_What is needed:_ Identify and pull out each line of the entries in which "center" occurs.
— START OF Exercise input —
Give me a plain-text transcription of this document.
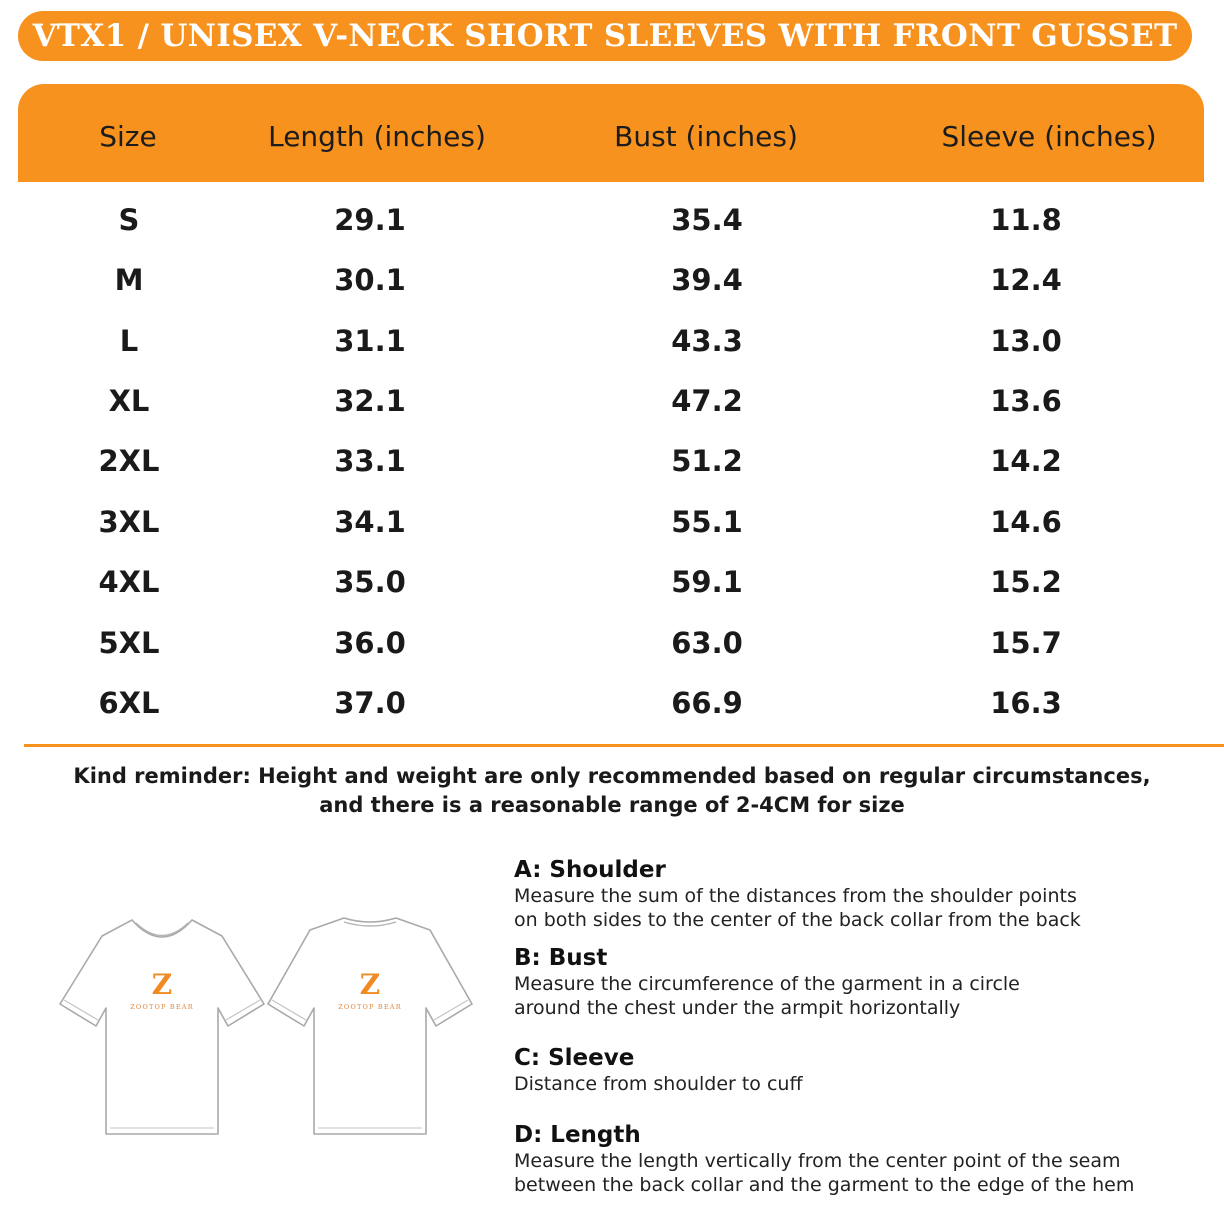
VTX1 / UNISEX V-NECK SHORT SLEEVES WITH FRONT GUSSET
Size	Length (inches)	Bust (inches)	Sleeve (inches)
S	29.1	35.4	11.8
M	30.1	39.4	12.4
L	31.1	43.3	13.0
XL	32.1	47.2	13.6
2XL	33.1	51.2	14.2
3XL	34.1	55.1	14.6
4XL	35.0	59.1	15.2
5XL	36.0	63.0	15.7
6XL	37.0	66.9	16.3
Kind reminder: Height and weight are only recommended based on regular circumstances,
and there is a reasonable range of 2-4CM for size
Z
ZOOTOP BEAR
Z
ZOOTOP BEAR
A: Shoulder
Measure the sum of the distances from the shoulder points
on both sides to the center of the back collar from the back
B: Bust
Measure the circumference of the garment in a circle
around the chest under the armpit horizontally
C: Sleeve
Distance from shoulder to cuff
D: Length
Measure the length vertically from the center point of the seam
between the back collar and the garment to the edge of the hem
— END OF Exercise input —
_Solution for this task:_
on both sides to the center of the back collar from the back
Measure the length vertically from the center point of the seam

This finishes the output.